Copy the records below exactly, leaving out any pictures.

• **Data records**

━━━━━━━━━━━━━━━━

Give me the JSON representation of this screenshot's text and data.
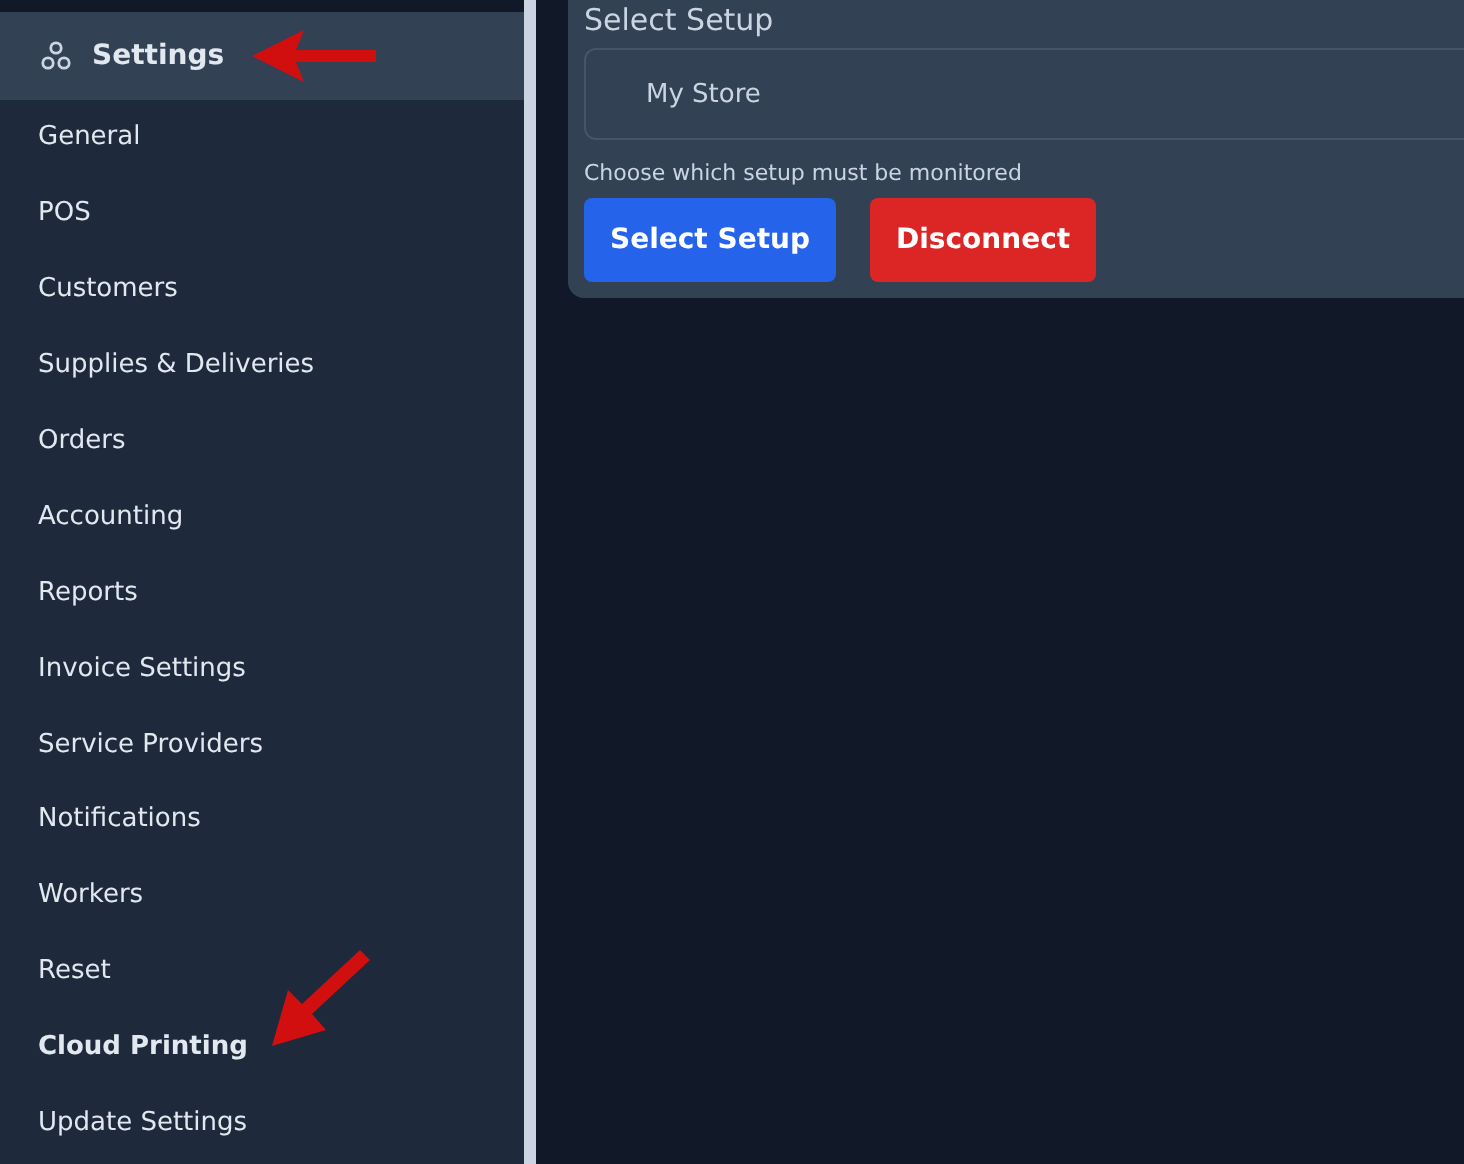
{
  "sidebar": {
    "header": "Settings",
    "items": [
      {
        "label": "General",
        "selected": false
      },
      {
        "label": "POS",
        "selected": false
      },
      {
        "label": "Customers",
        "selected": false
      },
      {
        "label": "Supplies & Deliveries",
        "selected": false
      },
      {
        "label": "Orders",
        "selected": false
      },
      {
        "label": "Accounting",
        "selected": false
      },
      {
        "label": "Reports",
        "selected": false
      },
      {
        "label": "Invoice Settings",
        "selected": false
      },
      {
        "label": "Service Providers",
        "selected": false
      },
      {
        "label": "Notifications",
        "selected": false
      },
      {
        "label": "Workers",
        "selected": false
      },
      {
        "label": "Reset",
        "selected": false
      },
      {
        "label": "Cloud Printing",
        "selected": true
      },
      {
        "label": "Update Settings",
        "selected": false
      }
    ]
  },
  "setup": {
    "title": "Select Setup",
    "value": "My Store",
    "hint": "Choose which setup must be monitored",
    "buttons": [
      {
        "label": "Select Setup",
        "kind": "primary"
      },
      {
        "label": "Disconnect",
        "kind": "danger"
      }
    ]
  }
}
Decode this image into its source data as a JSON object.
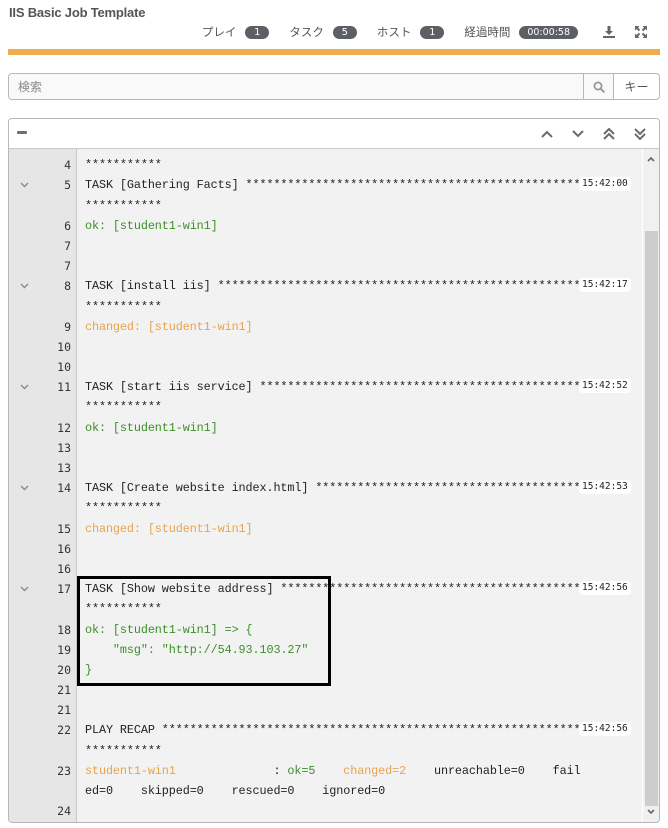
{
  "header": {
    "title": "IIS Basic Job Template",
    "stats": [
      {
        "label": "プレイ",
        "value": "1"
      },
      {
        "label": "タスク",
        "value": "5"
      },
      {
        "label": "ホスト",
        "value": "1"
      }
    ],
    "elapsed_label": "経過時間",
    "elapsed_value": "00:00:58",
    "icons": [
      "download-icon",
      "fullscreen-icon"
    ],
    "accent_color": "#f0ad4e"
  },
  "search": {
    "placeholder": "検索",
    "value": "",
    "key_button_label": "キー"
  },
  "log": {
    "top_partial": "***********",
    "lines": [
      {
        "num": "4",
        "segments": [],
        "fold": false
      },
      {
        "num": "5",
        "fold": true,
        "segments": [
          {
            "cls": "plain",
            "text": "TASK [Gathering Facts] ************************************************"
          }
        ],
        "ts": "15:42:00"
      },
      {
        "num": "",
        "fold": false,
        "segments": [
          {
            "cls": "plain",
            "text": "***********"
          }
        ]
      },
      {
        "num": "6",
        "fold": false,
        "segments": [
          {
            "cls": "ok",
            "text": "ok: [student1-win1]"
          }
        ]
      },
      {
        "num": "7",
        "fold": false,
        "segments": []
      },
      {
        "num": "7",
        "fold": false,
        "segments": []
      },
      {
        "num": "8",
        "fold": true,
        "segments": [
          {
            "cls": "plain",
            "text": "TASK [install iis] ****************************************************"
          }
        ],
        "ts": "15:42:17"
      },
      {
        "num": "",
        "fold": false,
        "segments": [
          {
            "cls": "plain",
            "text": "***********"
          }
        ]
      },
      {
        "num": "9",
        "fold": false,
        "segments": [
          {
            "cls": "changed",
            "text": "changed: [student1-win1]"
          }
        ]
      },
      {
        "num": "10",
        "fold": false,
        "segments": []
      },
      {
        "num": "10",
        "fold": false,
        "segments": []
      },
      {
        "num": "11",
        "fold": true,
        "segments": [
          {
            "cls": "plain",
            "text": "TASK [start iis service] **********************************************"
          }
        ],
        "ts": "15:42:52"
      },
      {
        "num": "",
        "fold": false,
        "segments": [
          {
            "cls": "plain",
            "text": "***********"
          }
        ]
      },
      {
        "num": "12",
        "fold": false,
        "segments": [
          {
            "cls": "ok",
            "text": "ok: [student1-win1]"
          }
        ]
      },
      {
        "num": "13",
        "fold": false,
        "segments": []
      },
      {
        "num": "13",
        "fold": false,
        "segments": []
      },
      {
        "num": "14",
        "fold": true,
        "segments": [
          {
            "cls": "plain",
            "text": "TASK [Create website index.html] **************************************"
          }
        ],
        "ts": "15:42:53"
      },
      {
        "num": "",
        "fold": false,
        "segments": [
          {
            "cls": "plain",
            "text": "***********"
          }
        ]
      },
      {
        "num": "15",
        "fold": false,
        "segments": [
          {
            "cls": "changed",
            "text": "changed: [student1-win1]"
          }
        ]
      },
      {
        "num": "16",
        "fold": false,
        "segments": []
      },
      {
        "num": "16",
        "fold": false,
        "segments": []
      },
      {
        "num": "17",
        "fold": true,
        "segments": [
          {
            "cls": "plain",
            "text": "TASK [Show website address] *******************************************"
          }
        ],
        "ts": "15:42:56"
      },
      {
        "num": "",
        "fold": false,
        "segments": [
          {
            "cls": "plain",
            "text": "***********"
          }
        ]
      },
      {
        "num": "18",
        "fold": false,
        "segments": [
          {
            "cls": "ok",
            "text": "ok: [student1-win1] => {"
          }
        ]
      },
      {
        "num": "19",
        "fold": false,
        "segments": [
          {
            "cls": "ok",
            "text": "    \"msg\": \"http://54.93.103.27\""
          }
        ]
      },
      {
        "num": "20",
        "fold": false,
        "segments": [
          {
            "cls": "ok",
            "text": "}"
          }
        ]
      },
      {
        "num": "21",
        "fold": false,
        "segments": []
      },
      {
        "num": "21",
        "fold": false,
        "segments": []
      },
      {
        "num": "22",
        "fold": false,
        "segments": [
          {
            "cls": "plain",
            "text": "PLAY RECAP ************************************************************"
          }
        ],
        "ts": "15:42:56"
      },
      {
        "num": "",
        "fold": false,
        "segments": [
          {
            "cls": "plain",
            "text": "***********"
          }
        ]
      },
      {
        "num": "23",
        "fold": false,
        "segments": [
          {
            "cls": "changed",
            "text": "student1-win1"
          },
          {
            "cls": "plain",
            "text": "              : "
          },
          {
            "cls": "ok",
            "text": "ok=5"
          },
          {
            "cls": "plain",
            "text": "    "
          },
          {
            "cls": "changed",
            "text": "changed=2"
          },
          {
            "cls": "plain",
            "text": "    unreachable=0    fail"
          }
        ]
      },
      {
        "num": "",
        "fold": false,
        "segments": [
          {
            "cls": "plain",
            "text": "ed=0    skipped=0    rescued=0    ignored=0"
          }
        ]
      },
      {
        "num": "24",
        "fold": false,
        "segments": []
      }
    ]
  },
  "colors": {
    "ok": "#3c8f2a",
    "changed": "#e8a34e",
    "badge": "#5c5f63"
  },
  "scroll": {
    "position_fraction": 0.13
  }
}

━━━━━━━━━━━━━━━━

• **TASK OUTPUT**
Give me the JSON representation of this screenshot's text and data.
{
  "sidebar": {
    "header": "Settings",
    "items": [
      {
        "label": "General",
        "selected": false
      },
      {
        "label": "POS",
        "selected": false
      },
      {
        "label": "Customers",
        "selected": false
      },
      {
        "label": "Supplies & Deliveries",
        "selected": false
      },
      {
        "label": "Orders",
        "selected": false
      },
      {
        "label": "Accounting",
        "selected": false
      },
      {
        "label": "Reports",
        "selected": false
      },
      {
        "label": "Invoice Settings",
        "selected": false
      },
      {
        "label": "Service Providers",
        "selected": false
      },
      {
        "label": "Notifications",
        "selected": false
      },
      {
        "label": "Workers",
        "selected": false
      },
      {
        "label": "Reset",
        "selected": false
      },
      {
        "label": "Cloud Printing",
        "selected": true
      },
      {
        "label": "Update Settings",
        "selected": false
      }
    ]
  },
  "setup": {
    "title": "Select Setup",
    "value": "My Store",
    "hint": "Choose which setup must be monitored",
    "buttons": [
      {
        "label": "Select Setup",
        "kind": "primary"
      },
      {
        "label": "Disconnect",
        "kind": "danger"
      }
    ]
  }
}
Decode this image into its source data as a JSON object.
{
  "header": {
    "title": "IIS Basic Job Template",
    "stats": [
      {
        "label": "プレイ",
        "value": "1"
      },
      {
        "label": "タスク",
        "value": "5"
      },
      {
        "label": "ホスト",
        "value": "1"
      }
    ],
    "elapsed_label": "経過時間",
    "elapsed_value": "00:00:58",
    "icons": [
      "download-icon",
      "fullscreen-icon"
    ],
    "accent_color": "#f0ad4e"
  },
  "search": {
    "placeholder": "検索",
    "value": "",
    "key_button_label": "キー"
  },
  "log": {
    "top_partial": "***********",
    "lines": [
      {
        "num": "4",
        "segments": [],
        "fold": false
      },
      {
        "num": "5",
        "fold": true,
        "segments": [
          {
            "cls": "plain",
            "text": "TASK [Gathering Facts] ************************************************"
          }
        ],
        "ts": "15:42:00"
      },
      {
        "num": "",
        "fold": false,
        "segments": [
          {
            "cls": "plain",
            "text": "***********"
          }
        ]
      },
      {
        "num": "6",
        "fold": false,
        "segments": [
          {
            "cls": "ok",
            "text": "ok: [student1-win1]"
          }
        ]
      },
      {
        "num": "7",
        "fold": false,
        "segments": []
      },
      {
        "num": "7",
        "fold": false,
        "segments": []
      },
      {
        "num": "8",
        "fold": true,
        "segments": [
          {
            "cls": "plain",
            "text": "TASK [install iis] ****************************************************"
          }
        ],
        "ts": "15:42:17"
      },
      {
        "num": "",
        "fold": false,
        "segments": [
          {
            "cls": "plain",
            "text": "***********"
          }
        ]
      },
      {
        "num": "9",
        "fold": false,
        "segments": [
          {
            "cls": "changed",
            "text": "changed: [student1-win1]"
          }
        ]
      },
      {
        "num": "10",
        "fold": false,
        "segments": []
      },
      {
        "num": "10",
        "fold": false,
        "segments": []
      },
      {
        "num": "11",
        "fold": true,
        "segments": [
          {
            "cls": "plain",
            "text": "TASK [start iis service] **********************************************"
          }
        ],
        "ts": "15:42:52"
      },
      {
        "num": "",
        "fold": false,
        "segments": [
          {
            "cls": "plain",
            "text": "***********"
          }
        ]
      },
      {
        "num": "12",
        "fold": false,
        "segments": [
          {
            "cls": "ok",
            "text": "ok: [student1-win1]"
          }
        ]
      },
      {
        "num": "13",
        "fold": false,
        "segments": []
      },
      {
        "num": "13",
        "fold": false,
        "segments": []
      },
      {
        "num": "14",
        "fold": true,
        "segments": [
          {
            "cls": "plain",
            "text": "TASK [Create website index.html] **************************************"
          }
        ],
        "ts": "15:42:53"
      },
      {
        "num": "",
        "fold": false,
        "segments": [
          {
            "cls": "plain",
            "text": "***********"
          }
        ]
      },
      {
        "num": "15",
        "fold": false,
        "segments": [
          {
            "cls": "changed",
            "text": "changed: [student1-win1]"
          }
        ]
      },
      {
        "num": "16",
        "fold": false,
        "segments": []
      },
      {
        "num": "16",
        "fold": false,
        "segments": []
      },
      {
        "num": "17",
        "fold": true,
        "segments": [
          {
            "cls": "plain",
            "text": "TASK [Show website address] *******************************************"
          }
        ],
        "ts": "15:42:56"
      },
      {
        "num": "",
        "fold": false,
        "segments": [
          {
            "cls": "plain",
            "text": "***********"
          }
        ]
      },
      {
        "num": "18",
        "fold": false,
        "segments": [
          {
            "cls": "ok",
            "text": "ok: [student1-win1] => {"
          }
        ]
      },
      {
        "num": "19",
        "fold": false,
        "segments": [
          {
            "cls": "ok",
            "text": "    \"msg\": \"http://54.93.103.27\""
          }
        ]
      },
      {
        "num": "20",
        "fold": false,
        "segments": [
          {
            "cls": "ok",
            "text": "}"
          }
        ]
      },
      {
        "num": "21",
        "fold": false,
        "segments": []
      },
      {
        "num": "21",
        "fold": false,
        "segments": []
      },
      {
        "num": "22",
        "fold": false,
        "segments": [
          {
            "cls": "plain",
            "text": "PLAY RECAP ************************************************************"
          }
        ],
        "ts": "15:42:56"
      },
      {
        "num": "",
        "fold": false,
        "segments": [
          {
            "cls": "plain",
            "text": "***********"
          }
        ]
      },
      {
        "num": "23",
        "fold": false,
        "segments": [
          {
            "cls": "changed",
            "text": "student1-win1"
          },
          {
            "cls": "plain",
            "text": "              : "
          },
          {
            "cls": "ok",
            "text": "ok=5"
          },
          {
            "cls": "plain",
            "text": "    "
          },
          {
            "cls": "changed",
            "text": "changed=2"
          },
          {
            "cls": "plain",
            "text": "    unreachable=0    fail"
          }
        ]
      },
      {
        "num": "",
        "fold": false,
        "segments": [
          {
            "cls": "plain",
            "text": "ed=0    skipped=0    rescued=0    ignored=0"
          }
        ]
      },
      {
        "num": "24",
        "fold": false,
        "segments": []
      }
    ]
  },
  "colors": {
    "ok": "#3c8f2a",
    "changed": "#e8a34e",
    "badge": "#5c5f63"
  },
  "scroll": {
    "position_fraction": 0.13
  }
}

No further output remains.